DATA:
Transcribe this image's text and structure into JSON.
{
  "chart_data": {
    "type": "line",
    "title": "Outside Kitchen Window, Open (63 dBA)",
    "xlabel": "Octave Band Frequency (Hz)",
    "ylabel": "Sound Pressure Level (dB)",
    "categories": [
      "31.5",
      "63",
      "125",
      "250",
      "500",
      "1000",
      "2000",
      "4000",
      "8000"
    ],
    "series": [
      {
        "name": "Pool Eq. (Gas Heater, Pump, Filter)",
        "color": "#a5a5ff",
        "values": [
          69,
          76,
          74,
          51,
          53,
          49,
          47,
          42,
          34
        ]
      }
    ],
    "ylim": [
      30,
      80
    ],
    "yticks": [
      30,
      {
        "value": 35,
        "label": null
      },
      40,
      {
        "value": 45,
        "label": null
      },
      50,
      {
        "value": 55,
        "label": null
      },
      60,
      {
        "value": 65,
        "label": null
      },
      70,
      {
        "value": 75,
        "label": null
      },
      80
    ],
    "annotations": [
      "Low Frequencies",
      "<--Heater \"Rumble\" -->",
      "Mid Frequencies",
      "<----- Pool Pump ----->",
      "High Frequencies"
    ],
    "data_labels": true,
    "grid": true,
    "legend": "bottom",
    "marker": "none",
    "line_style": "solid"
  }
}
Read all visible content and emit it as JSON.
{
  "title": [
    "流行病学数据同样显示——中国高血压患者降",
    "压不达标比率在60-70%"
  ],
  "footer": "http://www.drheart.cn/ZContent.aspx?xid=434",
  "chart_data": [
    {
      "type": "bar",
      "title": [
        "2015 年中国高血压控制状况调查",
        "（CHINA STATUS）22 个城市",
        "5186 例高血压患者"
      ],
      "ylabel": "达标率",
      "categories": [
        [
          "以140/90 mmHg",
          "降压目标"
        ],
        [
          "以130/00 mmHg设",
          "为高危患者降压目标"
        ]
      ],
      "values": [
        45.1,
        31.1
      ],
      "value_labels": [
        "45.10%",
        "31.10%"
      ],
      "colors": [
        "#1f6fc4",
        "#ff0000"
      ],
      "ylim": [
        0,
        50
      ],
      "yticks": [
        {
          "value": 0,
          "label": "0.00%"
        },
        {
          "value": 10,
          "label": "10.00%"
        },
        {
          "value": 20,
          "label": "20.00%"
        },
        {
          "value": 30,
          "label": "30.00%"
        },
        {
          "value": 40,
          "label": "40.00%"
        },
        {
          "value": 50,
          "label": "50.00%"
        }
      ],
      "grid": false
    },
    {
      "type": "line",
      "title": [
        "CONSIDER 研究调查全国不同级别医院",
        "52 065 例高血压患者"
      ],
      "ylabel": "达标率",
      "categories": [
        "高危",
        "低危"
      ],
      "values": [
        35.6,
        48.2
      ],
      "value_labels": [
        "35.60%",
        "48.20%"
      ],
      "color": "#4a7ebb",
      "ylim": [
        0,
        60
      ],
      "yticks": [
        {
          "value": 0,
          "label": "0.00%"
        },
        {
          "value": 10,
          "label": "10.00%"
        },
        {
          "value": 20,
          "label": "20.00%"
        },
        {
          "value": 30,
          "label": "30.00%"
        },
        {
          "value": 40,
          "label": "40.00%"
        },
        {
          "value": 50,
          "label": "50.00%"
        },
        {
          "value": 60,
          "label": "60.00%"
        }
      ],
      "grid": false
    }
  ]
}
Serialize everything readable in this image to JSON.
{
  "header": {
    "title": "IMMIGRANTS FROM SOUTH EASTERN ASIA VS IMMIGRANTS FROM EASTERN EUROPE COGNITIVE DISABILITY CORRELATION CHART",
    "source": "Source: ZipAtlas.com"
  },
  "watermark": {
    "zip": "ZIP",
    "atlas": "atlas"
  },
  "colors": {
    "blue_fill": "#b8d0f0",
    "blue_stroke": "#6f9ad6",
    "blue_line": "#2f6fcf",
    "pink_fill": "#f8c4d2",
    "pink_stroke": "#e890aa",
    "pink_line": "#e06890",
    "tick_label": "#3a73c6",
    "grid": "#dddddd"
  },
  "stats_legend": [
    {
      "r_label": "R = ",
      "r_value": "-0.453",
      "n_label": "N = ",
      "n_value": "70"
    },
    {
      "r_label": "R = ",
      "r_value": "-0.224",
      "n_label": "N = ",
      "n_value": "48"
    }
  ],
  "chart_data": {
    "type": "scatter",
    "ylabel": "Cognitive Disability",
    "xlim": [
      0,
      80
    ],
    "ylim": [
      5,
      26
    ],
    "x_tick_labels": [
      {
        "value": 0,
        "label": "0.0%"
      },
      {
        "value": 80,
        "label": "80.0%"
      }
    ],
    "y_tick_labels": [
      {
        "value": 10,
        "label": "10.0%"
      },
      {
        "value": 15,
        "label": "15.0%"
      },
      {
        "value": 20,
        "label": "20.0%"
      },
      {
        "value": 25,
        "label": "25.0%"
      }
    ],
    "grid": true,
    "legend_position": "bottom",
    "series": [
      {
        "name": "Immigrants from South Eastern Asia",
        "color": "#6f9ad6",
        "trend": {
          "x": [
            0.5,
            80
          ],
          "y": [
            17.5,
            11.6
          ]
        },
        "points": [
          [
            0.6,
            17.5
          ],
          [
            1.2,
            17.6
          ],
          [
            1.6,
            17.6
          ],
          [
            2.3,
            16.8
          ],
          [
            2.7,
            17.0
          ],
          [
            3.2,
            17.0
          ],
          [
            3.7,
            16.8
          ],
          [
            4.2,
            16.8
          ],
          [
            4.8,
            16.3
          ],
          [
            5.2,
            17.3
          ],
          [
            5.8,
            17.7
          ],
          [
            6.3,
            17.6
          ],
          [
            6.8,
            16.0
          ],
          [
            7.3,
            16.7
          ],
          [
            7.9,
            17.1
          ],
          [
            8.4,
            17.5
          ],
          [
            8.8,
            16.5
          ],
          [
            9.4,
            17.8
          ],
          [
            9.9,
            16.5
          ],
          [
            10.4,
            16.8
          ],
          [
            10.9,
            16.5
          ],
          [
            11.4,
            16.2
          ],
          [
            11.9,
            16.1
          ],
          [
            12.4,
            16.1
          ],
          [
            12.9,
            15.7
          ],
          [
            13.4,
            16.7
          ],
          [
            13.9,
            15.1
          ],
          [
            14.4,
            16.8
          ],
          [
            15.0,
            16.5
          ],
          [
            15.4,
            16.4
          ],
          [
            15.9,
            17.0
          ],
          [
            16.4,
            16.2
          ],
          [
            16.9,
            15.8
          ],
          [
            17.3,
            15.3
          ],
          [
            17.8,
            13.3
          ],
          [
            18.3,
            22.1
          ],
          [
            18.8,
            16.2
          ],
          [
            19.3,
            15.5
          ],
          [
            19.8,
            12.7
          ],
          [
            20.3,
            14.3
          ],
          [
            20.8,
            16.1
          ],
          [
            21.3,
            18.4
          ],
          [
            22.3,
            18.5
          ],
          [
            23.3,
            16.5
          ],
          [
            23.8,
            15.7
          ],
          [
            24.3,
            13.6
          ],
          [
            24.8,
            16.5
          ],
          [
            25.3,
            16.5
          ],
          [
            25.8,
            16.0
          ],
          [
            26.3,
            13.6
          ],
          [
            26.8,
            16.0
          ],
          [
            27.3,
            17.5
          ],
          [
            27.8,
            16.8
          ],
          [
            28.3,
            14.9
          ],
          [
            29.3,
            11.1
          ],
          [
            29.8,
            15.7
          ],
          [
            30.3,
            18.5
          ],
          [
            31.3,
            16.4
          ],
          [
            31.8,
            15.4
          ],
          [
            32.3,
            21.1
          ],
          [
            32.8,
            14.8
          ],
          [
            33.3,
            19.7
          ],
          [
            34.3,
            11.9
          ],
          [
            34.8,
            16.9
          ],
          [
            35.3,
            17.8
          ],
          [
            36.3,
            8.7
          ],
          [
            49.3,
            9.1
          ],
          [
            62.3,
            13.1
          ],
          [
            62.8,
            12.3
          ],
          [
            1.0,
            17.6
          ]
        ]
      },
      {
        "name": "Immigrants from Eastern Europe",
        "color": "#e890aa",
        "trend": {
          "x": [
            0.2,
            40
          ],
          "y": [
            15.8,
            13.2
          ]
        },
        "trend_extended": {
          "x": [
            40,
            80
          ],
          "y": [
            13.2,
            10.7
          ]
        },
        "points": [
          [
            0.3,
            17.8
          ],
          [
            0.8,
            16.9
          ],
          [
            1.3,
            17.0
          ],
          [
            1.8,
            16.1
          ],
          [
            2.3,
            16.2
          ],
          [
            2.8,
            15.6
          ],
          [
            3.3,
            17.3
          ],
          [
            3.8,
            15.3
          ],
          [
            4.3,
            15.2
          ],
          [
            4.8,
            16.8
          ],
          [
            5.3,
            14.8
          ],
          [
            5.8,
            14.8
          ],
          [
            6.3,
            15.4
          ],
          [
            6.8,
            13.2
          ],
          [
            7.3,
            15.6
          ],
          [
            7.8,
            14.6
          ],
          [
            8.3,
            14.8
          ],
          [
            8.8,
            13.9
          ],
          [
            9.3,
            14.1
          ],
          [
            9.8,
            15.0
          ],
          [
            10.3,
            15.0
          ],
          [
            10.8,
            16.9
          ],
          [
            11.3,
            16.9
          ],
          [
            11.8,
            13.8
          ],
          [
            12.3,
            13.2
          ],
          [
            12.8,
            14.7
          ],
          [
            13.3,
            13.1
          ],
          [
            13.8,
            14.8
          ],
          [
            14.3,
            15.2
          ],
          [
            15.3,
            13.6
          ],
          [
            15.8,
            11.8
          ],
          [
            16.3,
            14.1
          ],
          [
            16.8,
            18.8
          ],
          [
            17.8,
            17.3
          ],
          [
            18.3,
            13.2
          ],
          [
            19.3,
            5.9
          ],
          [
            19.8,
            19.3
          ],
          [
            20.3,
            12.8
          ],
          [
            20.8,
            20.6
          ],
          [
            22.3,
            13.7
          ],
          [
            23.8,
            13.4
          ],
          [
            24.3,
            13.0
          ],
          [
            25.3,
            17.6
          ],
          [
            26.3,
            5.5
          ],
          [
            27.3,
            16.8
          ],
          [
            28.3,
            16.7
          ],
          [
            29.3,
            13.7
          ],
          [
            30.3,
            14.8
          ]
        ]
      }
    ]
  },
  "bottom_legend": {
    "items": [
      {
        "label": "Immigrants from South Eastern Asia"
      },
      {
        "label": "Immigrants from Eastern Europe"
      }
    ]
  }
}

WHAT THE EXERCISE ASKS:
List all lines from the entries that include the word "type".

SOLUTION TO THIS PROBLEM:
    "type": "line",
      "type": "bar",
      "type": "line",
    "type": "scatter",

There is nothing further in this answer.